▸ Task prompt:
Repeat the full listing, word for word.
>>>>>
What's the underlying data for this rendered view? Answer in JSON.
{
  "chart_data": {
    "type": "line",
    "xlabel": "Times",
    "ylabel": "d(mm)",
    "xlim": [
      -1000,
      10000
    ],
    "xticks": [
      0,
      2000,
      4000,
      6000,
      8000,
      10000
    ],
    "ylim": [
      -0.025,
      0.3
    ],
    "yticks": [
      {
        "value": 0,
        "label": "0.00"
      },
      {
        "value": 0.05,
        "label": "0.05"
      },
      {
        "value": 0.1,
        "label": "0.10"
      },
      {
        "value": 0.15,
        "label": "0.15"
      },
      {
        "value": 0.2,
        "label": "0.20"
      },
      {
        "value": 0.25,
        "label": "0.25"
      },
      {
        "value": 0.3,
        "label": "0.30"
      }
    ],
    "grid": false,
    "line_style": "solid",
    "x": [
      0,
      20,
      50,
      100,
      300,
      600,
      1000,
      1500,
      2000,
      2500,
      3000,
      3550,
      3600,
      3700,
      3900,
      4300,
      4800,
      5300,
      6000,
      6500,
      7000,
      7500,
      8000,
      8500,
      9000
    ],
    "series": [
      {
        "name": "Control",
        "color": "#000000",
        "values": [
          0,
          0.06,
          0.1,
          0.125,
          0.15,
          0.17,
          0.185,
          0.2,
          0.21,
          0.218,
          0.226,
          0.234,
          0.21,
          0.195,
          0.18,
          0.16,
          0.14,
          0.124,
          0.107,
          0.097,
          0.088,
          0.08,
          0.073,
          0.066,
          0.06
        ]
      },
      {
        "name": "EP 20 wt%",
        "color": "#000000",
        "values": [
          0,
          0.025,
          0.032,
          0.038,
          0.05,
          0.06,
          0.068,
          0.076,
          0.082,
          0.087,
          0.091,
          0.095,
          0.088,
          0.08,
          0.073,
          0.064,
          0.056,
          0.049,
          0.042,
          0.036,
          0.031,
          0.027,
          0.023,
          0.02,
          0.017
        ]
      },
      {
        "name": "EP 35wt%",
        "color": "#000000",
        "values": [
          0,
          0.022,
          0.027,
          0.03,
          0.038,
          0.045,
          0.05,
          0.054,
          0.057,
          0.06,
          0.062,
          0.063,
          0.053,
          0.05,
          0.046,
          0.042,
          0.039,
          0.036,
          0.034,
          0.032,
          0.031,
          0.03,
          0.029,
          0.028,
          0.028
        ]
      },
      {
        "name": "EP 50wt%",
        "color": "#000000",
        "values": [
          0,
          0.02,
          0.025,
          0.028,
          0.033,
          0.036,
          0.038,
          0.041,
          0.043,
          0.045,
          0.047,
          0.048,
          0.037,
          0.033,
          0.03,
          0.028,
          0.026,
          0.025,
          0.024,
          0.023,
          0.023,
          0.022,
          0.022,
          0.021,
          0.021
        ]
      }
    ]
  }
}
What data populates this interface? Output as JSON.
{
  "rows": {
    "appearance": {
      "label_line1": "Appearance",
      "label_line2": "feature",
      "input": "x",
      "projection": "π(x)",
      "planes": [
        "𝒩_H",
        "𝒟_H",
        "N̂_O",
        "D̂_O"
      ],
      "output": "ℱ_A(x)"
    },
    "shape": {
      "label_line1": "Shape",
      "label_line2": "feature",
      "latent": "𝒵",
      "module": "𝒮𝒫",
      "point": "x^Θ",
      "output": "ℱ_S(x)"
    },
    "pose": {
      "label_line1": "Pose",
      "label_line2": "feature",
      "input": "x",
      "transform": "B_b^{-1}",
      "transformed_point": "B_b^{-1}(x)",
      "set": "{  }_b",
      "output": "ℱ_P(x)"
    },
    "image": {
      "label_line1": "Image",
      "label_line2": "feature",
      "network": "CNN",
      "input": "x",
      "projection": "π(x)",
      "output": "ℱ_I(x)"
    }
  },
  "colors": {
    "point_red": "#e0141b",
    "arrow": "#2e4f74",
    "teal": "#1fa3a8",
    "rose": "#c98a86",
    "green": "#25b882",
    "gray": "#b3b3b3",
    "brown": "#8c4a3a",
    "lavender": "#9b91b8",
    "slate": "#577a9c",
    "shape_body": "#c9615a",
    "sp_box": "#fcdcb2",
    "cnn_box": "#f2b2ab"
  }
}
<<<<<
▸ Finished exercise:
What's the underlying data for this rendered view? Answer in JSON.
{
  "chart_data": {
    "type": "line",
    "xlabel": "Times",
    "ylabel": "d(mm)",
    "xlim": [
      -1000,
      10000
    ],
    "xticks": [
      0,
      2000,
      4000,
      6000,
      8000,
      10000
    ],
    "ylim": [
      -0.025,
      0.3
    ],
    "yticks": [
      {
        "value": 0,
        "label": "0.00"
      },
      {
        "value": 0.05,
        "label": "0.05"
      },
      {
        "value": 0.1,
        "label": "0.10"
      },
      {
        "value": 0.15,
        "label": "0.15"
      },
      {
        "value": 0.2,
        "label": "0.20"
      },
      {
        "value": 0.25,
        "label": "0.25"
      },
      {
        "value": 0.3,
        "label": "0.30"
      }
    ],
    "grid": false,
    "line_style": "solid",
    "x": [
      0,
      20,
      50,
      100,
      300,
      600,
      1000,
      1500,
      2000,
      2500,
      3000,
      3550,
      3600,
      3700,
      3900,
      4300,
      4800,
      5300,
      6000,
      6500,
      7000,
      7500,
      8000,
      8500,
      9000
    ],
    "series": [
      {
        "name": "Control",
        "color": "#000000",
        "values": [
          0,
          0.06,
          0.1,
          0.125,
          0.15,
          0.17,
          0.185,
          0.2,
          0.21,
          0.218,
          0.226,
          0.234,
          0.21,
          0.195,
          0.18,
          0.16,
          0.14,
          0.124,
          0.107,
          0.097,
          0.088,
          0.08,
          0.073,
          0.066,
          0.06
        ]
      },
      {
        "name": "EP 20 wt%",
        "color": "#000000",
        "values": [
          0,
          0.025,
          0.032,
          0.038,
          0.05,
          0.06,
          0.068,
          0.076,
          0.082,
          0.087,
          0.091,
          0.095,
          0.088,
          0.08,
          0.073,
          0.064,
          0.056,
          0.049,
          0.042,
          0.036,
          0.031,
          0.027,
          0.023,
          0.02,
          0.017
        ]
      },
      {
        "name": "EP 35wt%",
        "color": "#000000",
        "values": [
          0,
          0.022,
          0.027,
          0.03,
          0.038,
          0.045,
          0.05,
          0.054,
          0.057,
          0.06,
          0.062,
          0.063,
          0.053,
          0.05,
          0.046,
          0.042,
          0.039,
          0.036,
          0.034,
          0.032,
          0.031,
          0.03,
          0.029,
          0.028,
          0.028
        ]
      },
      {
        "name": "EP 50wt%",
        "color": "#000000",
        "values": [
          0,
          0.02,
          0.025,
          0.028,
          0.033,
          0.036,
          0.038,
          0.041,
          0.043,
          0.045,
          0.047,
          0.048,
          0.037,
          0.033,
          0.03,
          0.028,
          0.026,
          0.025,
          0.024,
          0.023,
          0.023,
          0.022,
          0.022,
          0.021,
          0.021
        ]
      }
    ]
  }
}
What data populates this interface? Output as JSON.
{
  "rows": {
    "appearance": {
      "label_line1": "Appearance",
      "label_line2": "feature",
      "input": "x",
      "projection": "π(x)",
      "planes": [
        "𝒩_H",
        "𝒟_H",
        "N̂_O",
        "D̂_O"
      ],
      "output": "ℱ_A(x)"
    },
    "shape": {
      "label_line1": "Shape",
      "label_line2": "feature",
      "latent": "𝒵",
      "module": "𝒮𝒫",
      "point": "x^Θ",
      "output": "ℱ_S(x)"
    },
    "pose": {
      "label_line1": "Pose",
      "label_line2": "feature",
      "input": "x",
      "transform": "B_b^{-1}",
      "transformed_point": "B_b^{-1}(x)",
      "set": "{  }_b",
      "output": "ℱ_P(x)"
    },
    "image": {
      "label_line1": "Image",
      "label_line2": "feature",
      "network": "CNN",
      "input": "x",
      "projection": "π(x)",
      "output": "ℱ_I(x)"
    }
  },
  "colors": {
    "point_red": "#e0141b",
    "arrow": "#2e4f74",
    "teal": "#1fa3a8",
    "rose": "#c98a86",
    "green": "#25b882",
    "gray": "#b3b3b3",
    "brown": "#8c4a3a",
    "lavender": "#9b91b8",
    "slate": "#577a9c",
    "shape_body": "#c9615a",
    "sp_box": "#fcdcb2",
    "cnn_box": "#f2b2ab"
  }
}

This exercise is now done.